Anda mungkin heran dengan pokok bahasan ini, dan mungkin bertanya apa
maksud dari pembahasan ini. Hal ini menjadi penting kami kemukakan dan perlu
dibahas secara detail sebab untuk dapat mengimani Allah SWT dan merasakan
nikmatnya bertuhankan Allah SWT tidak serta merta dapat kita raih begitu saja
tanpa ada proses yang menyertainya. Dan adapun yang mendorong kami membahas
masalah ini karena adanya ketentuan hadits berikut ini:
“Anas ra, berkata: Nabi SAW bersabda: Allah
ta’ala berfirman: Allah SWT telah mewahyukan kepada Nabi Musa: “Jika saja tidak
karena mereka yang mengucapkan syahadat La illaha illa Allah niscaya telah Ku-timpakan
jahanam di atas dunia. Wahai Musa, jika saja tidak karena mereka yang beribadah
kepadaKu niscaya tidaklah Aku lepaskan mereka yang berbuat maksiat sekejap mata
pun. Wahai Musa, sesungguhnya orang orang yang beriman kepada-Ku mereka
itulah makhluk yang termulia dalam pandangan-Ku. Wahai Musa, sesungguhnya
sepatah kata dari seorang yang durhaka (terhadap kedua orang tuanya) adalah
sama beratnya dengan seluruh pasir bumi. Bertanya Nabi Musa: “Siapakah yang
durhaka itu wahai Tuhan-Ku?” “Yaitu orang yang berkata kepada orang tuanya:
Tidak…. Tidak” ketika dipanggil. (Hadits Riwayat Abu Nu’aim; 272:225 ).

____

▸ **RINCIAN TUGAS**
Menurut hadits dalam kutipan teks, sepatah kata dari seorang yang durhaka terhadap kedua orang tuanya sama beratnya dengan apa?

▸ **INFORMASI YANG DIBERIKAN**
____

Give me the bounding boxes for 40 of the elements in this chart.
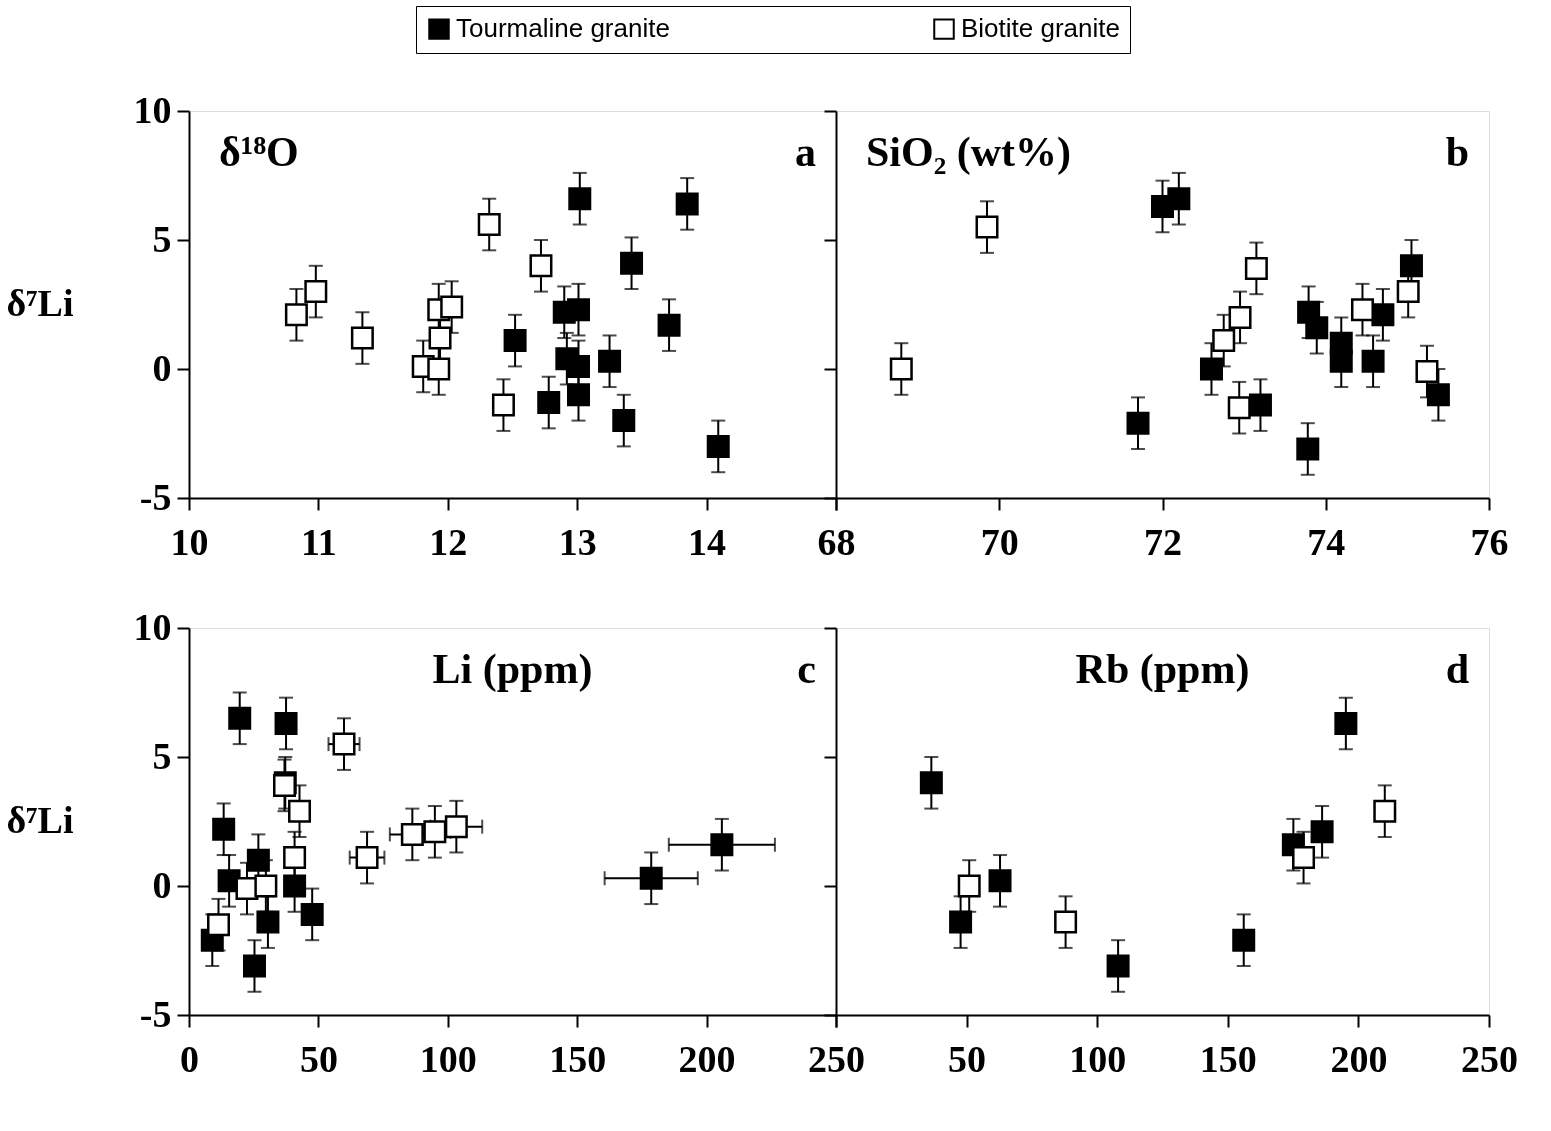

____

▸ **JAWABAN**
Seluruh pasir bumi.